## WHAT YOU WILL DO
Examine each line of the listing below. Copy those in which the string "structure" appears.

## THE INPUT
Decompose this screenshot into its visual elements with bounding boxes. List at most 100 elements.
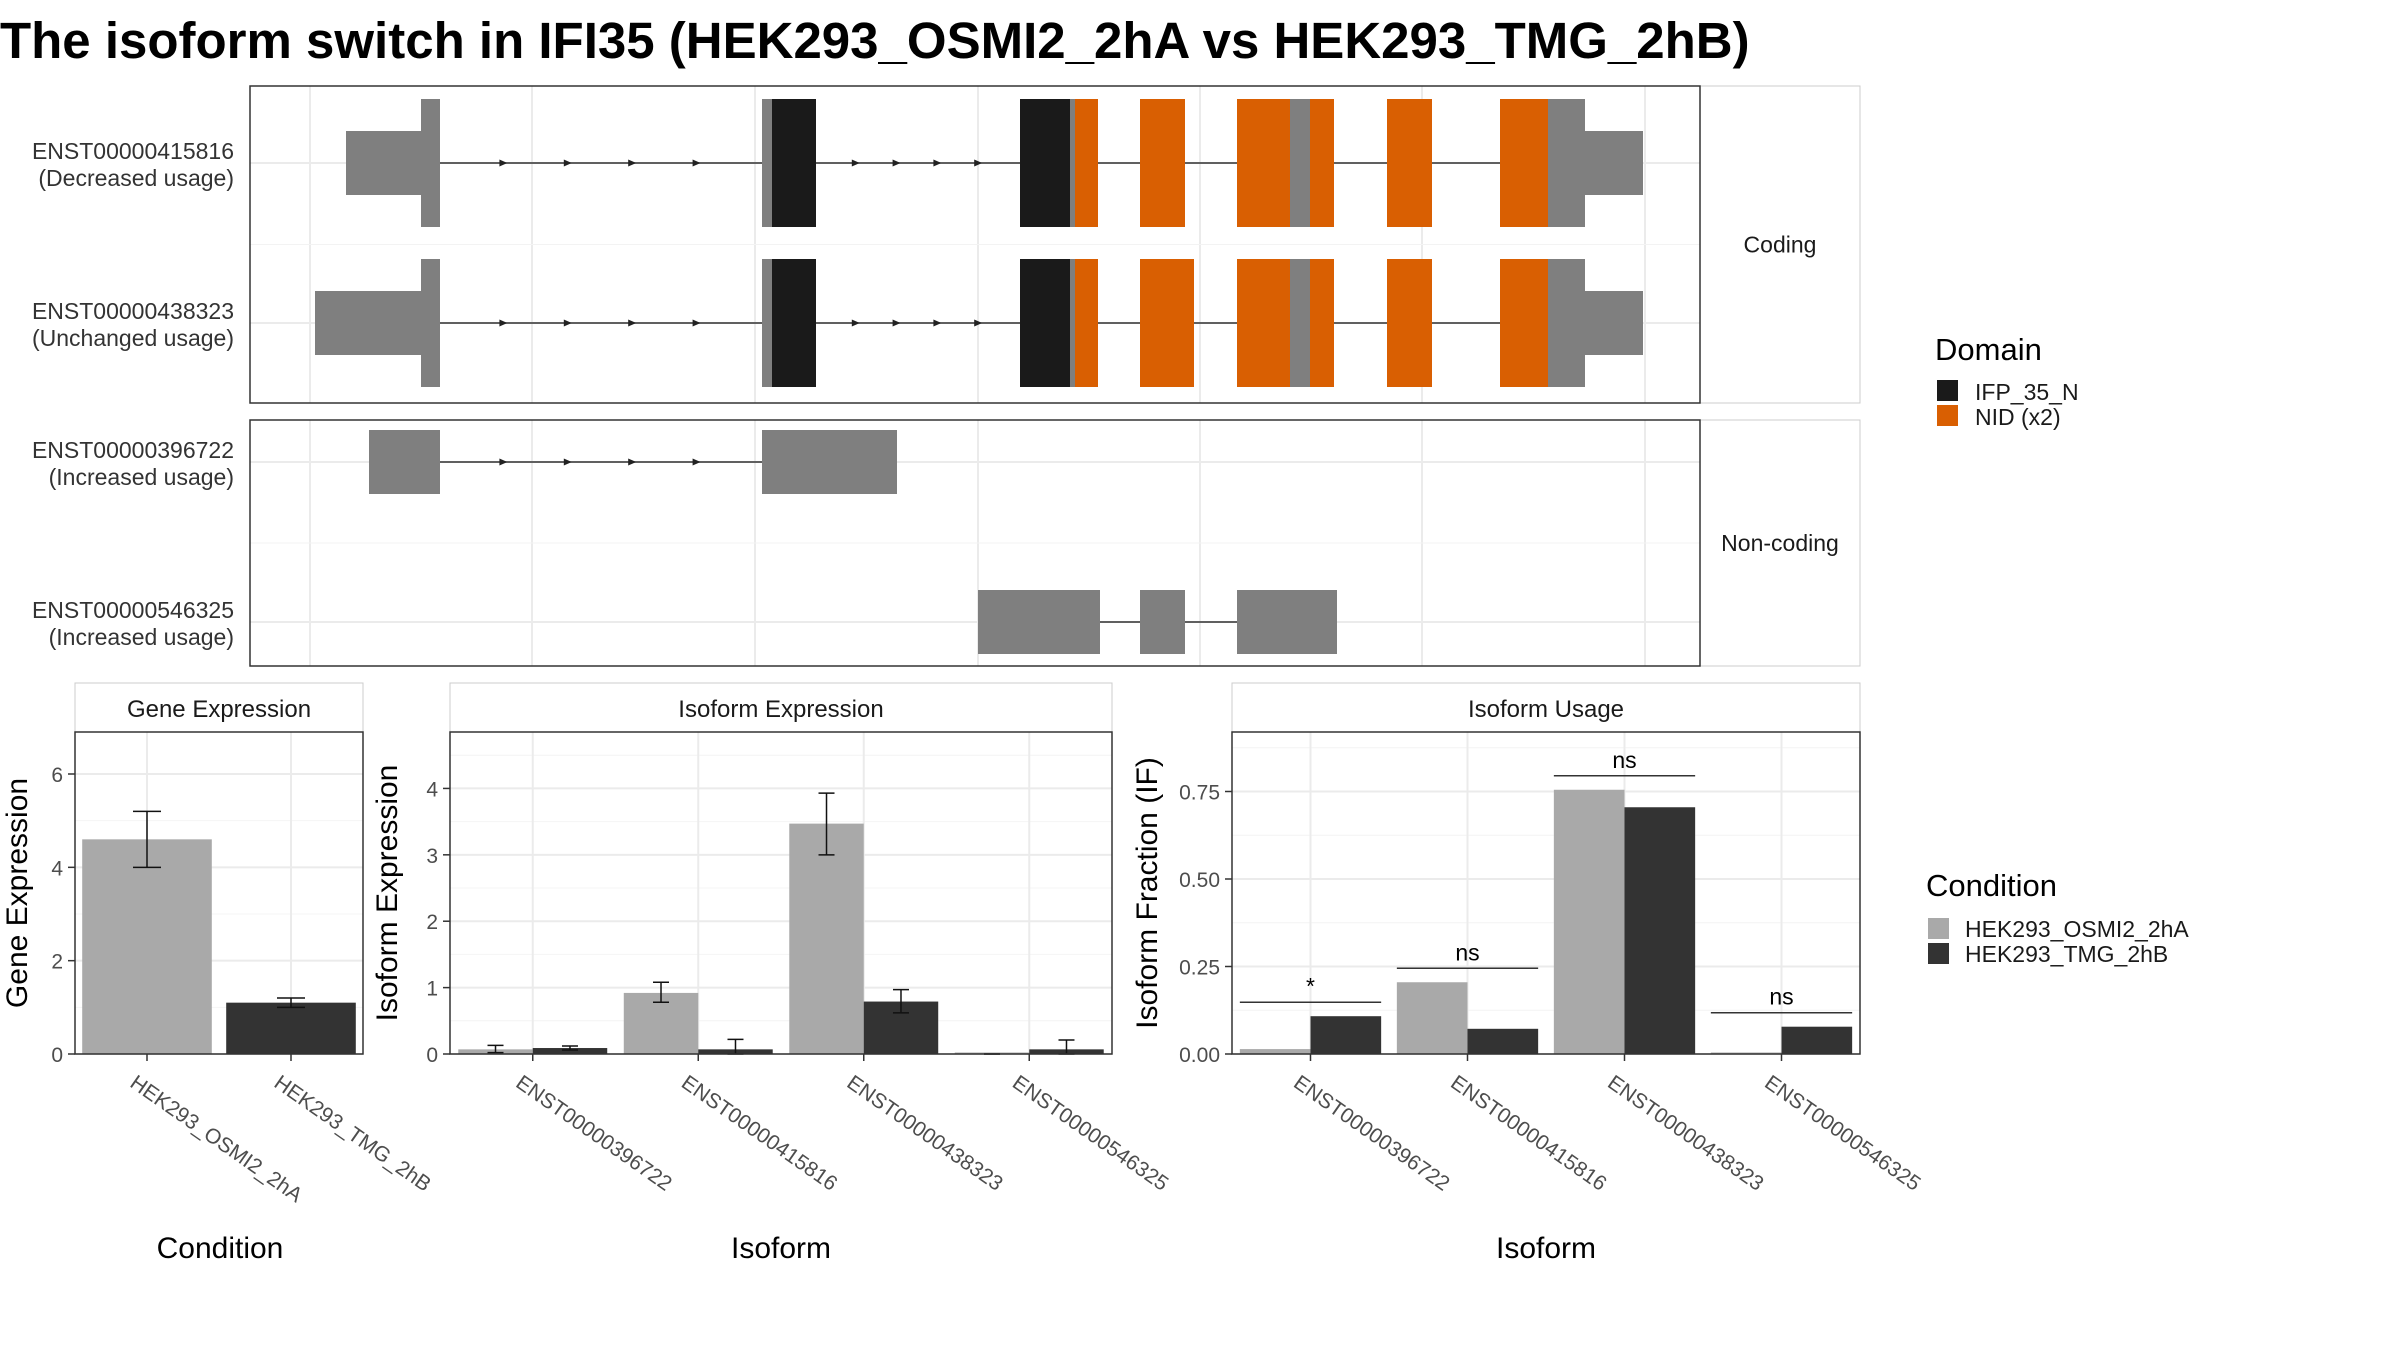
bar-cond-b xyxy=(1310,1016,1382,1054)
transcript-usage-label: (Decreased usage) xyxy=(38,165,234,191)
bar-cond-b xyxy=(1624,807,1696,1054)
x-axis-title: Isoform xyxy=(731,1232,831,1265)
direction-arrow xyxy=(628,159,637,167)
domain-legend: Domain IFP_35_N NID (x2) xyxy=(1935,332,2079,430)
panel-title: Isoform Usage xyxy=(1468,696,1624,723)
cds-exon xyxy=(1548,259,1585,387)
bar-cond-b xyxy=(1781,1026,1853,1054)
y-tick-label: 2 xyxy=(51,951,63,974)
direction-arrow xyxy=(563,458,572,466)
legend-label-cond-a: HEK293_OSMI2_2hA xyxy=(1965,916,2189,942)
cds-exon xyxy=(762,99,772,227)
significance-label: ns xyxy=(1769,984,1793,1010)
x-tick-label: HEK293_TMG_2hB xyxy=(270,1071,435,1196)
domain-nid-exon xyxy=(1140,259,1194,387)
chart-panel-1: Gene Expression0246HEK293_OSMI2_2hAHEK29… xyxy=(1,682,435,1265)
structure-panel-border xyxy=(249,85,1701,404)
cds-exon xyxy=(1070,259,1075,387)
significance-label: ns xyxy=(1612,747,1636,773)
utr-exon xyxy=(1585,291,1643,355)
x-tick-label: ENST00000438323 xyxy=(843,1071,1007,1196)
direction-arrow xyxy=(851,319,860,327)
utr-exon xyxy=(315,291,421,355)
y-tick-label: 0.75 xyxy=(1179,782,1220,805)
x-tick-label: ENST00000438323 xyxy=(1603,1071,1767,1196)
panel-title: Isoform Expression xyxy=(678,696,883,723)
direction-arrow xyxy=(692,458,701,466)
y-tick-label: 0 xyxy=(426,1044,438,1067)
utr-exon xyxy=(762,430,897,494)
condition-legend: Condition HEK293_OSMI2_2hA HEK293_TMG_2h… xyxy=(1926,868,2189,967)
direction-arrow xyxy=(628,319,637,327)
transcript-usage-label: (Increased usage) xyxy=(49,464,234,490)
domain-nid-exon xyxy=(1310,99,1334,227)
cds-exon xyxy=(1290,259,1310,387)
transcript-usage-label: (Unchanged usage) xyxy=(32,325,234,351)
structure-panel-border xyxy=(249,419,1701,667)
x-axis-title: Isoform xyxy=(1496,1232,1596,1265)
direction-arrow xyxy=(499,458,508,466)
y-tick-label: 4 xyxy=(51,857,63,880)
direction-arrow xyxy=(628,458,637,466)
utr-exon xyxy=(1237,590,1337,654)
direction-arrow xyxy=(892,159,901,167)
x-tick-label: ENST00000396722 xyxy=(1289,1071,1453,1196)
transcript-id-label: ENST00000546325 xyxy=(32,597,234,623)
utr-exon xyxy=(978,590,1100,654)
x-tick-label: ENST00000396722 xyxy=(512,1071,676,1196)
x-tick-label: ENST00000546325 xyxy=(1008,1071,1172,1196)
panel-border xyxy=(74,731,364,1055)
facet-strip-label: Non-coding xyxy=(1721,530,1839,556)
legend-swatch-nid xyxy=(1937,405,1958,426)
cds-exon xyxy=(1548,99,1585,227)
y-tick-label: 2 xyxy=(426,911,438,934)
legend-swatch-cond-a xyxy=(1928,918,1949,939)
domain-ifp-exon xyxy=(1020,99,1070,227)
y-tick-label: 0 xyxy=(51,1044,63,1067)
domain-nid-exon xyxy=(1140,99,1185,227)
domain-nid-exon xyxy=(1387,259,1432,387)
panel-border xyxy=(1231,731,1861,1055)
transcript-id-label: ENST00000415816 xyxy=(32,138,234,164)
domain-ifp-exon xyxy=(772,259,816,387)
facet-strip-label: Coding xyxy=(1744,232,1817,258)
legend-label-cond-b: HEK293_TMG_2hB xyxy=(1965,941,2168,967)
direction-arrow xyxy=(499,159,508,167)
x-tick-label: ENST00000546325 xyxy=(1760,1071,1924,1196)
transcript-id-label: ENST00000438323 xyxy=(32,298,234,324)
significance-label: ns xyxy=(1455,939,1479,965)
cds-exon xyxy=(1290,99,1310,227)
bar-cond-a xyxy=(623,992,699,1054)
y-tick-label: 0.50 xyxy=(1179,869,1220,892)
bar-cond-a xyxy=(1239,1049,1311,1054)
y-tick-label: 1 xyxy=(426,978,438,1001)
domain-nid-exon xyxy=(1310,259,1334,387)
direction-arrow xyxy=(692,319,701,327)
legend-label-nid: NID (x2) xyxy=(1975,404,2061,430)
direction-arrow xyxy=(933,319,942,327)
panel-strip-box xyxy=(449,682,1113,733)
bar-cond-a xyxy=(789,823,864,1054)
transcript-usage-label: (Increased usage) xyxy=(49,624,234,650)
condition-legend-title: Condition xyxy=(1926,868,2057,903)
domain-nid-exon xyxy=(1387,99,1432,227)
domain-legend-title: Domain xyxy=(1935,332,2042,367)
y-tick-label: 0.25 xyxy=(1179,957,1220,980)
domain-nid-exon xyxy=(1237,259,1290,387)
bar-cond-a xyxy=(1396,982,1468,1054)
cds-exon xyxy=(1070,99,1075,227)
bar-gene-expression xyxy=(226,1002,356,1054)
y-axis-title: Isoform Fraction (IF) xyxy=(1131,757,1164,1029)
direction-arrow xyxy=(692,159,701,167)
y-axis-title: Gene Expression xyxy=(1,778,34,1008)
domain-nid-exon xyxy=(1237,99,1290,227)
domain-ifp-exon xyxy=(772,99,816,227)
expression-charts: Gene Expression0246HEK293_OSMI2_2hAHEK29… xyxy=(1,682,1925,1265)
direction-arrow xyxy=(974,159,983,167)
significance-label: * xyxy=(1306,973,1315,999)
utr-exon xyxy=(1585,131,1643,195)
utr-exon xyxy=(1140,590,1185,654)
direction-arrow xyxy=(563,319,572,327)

## TASK ANSWER
structure-panel-border xyxy=(249,85,1701,404)
structure-panel-border xyxy=(249,419,1701,667)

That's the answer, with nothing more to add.